Write the data out again, character for character, with no images.

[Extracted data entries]
>>>>

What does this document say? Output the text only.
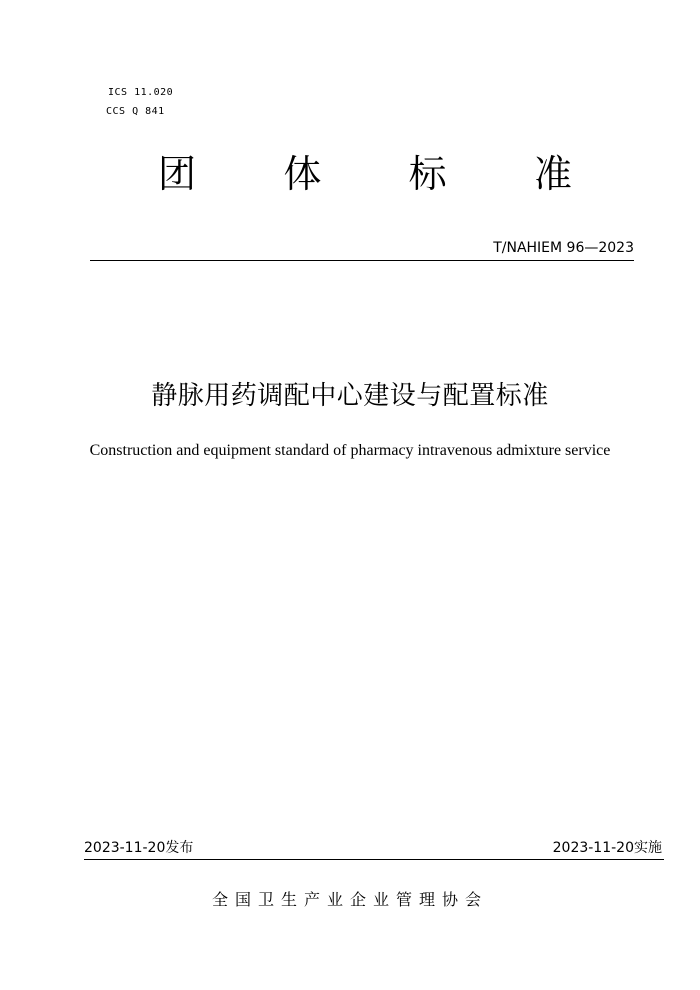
ICS 11.020
CCS Q 841
团 体 标 准
T/NAHIEM 96—2023
静脉用药调配中心建设与配置标准
Construction and equipment standard of pharmacy intravenous admixture service
2023-11-20发布	2023-11-20实施
全国卫生产业企业管理协会
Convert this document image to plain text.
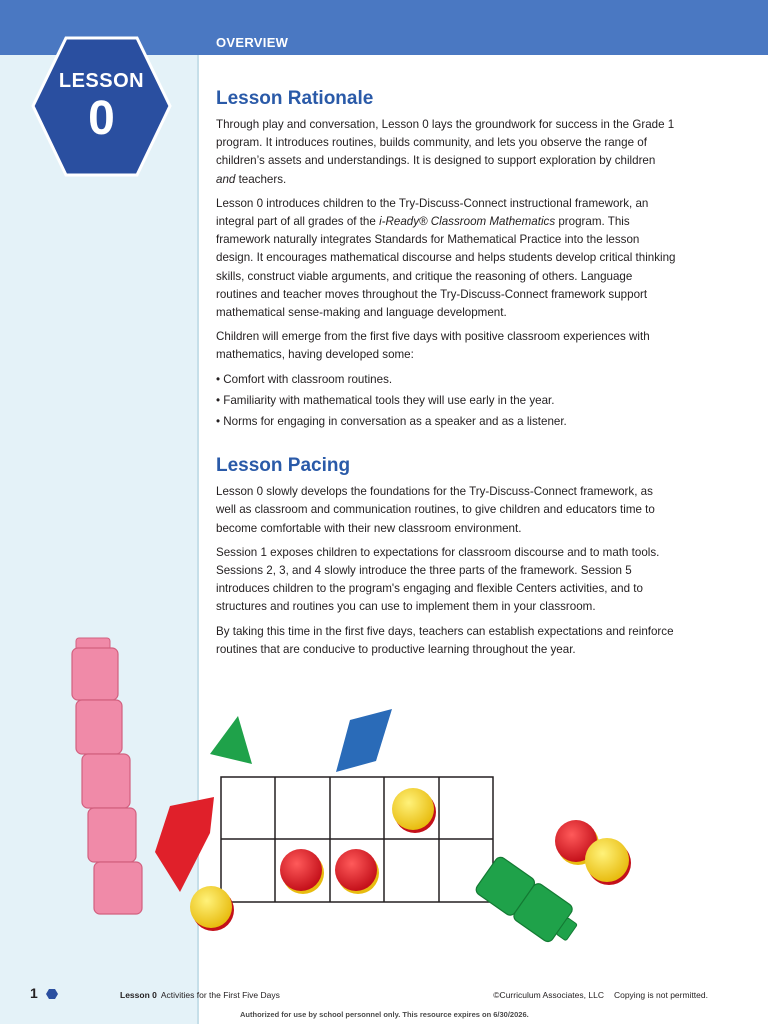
OVERVIEW
LESSON
0	Lesson Rationale

Through play and conversation, Lesson 0 lays the groundwork for success in the Grade 1 program. It introduces routines, builds community, and lets you observe the range of children’s assets and understandings. It is designed to support exploration by children and teachers.

Lesson 0 introduces children to the Try-Discuss-Connect instructional framework, an integral part of all grades of the i-Ready® Classroom Mathematics program. This framework naturally integrates Standards for Mathematical Practice into the lesson design. It encourages mathematical discourse and helps students develop critical thinking skills, construct viable arguments, and critique the reasoning of others. Language routines and teacher moves throughout the Try-Discuss-Connect framework support mathematical sense-making and language development.

Children will emerge from the first five days with positive classroom experiences with mathematics, having developed some:

• Comfort with classroom routines.
• Familiarity with mathematical tools they will use early in the year.
• Norms for engaging in conversation as a speaker and as a listener.
Lesson Pacing

Lesson 0 slowly develops the foundations for the Try-Discuss-Connect framework, as well as classroom and communication routines, to give children and educators time to become comfortable with their new classroom environment.

Session 1 exposes children to expectations for classroom discourse and to math tools. Sessions 2, 3, and 4 slowly introduce the three parts of the framework. Session 5 introduces children to the program's engaging and flexible Centers activities, and to structures and routines you can use to implement them in your classroom.

By taking this time in the first five days, teachers can establish expectations and reinforce routines that are conducive to productive learning throughout the year.

1	Lesson 0 Activities for the First Five Days	©Curriculum Associates, LLC Copying is not permitted.
Authorized for use by school personnel only. This resource expires on 6/30/2026.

<<<<

• RESPONSE FOR THIS EXERCISE
What does this document say? Output the text only.
ICS 11.020
CCS Q 841
团 体 标 准
T/NAHIEM 96—2023
静脉用药调配中心建设与配置标准
Construction and equipment standard of pharmacy intravenous admixture service
2023-11-20发布	2023-11-20实施
全国卫生产业企业管理协会
Convert this document image to plain text.
OVERVIEW
LESSON
0	Lesson Rationale

Through play and conversation, Lesson 0 lays the groundwork for success in the Grade 1 program. It introduces routines, builds community, and lets you observe the range of children’s assets and understandings. It is designed to support exploration by children and teachers.

Lesson 0 introduces children to the Try-Discuss-Connect instructional framework, an integral part of all grades of the i-Ready® Classroom Mathematics program. This framework naturally integrates Standards for Mathematical Practice into the lesson design. It encourages mathematical discourse and helps students develop critical thinking skills, construct viable arguments, and critique the reasoning of others. Language routines and teacher moves throughout the Try-Discuss-Connect framework support mathematical sense-making and language development.

Children will emerge from the first five days with positive classroom experiences with mathematics, having developed some:

• Comfort with classroom routines.
• Familiarity with mathematical tools they will use early in the year.
• Norms for engaging in conversation as a speaker and as a listener.
Lesson Pacing

Lesson 0 slowly develops the foundations for the Try-Discuss-Connect framework, as well as classroom and communication routines, to give children and educators time to become comfortable with their new classroom environment.

Session 1 exposes children to expectations for classroom discourse and to math tools. Sessions 2, 3, and 4 slowly introduce the three parts of the framework. Session 5 introduces children to the program's engaging and flexible Centers activities, and to structures and routines you can use to implement them in your classroom.

By taking this time in the first five days, teachers can establish expectations and reinforce routines that are conducive to productive learning throughout the year.

1	Lesson 0 Activities for the First Five Days	©Curriculum Associates, LLC Copying is not permitted.
Authorized for use by school personnel only. This resource expires on 6/30/2026.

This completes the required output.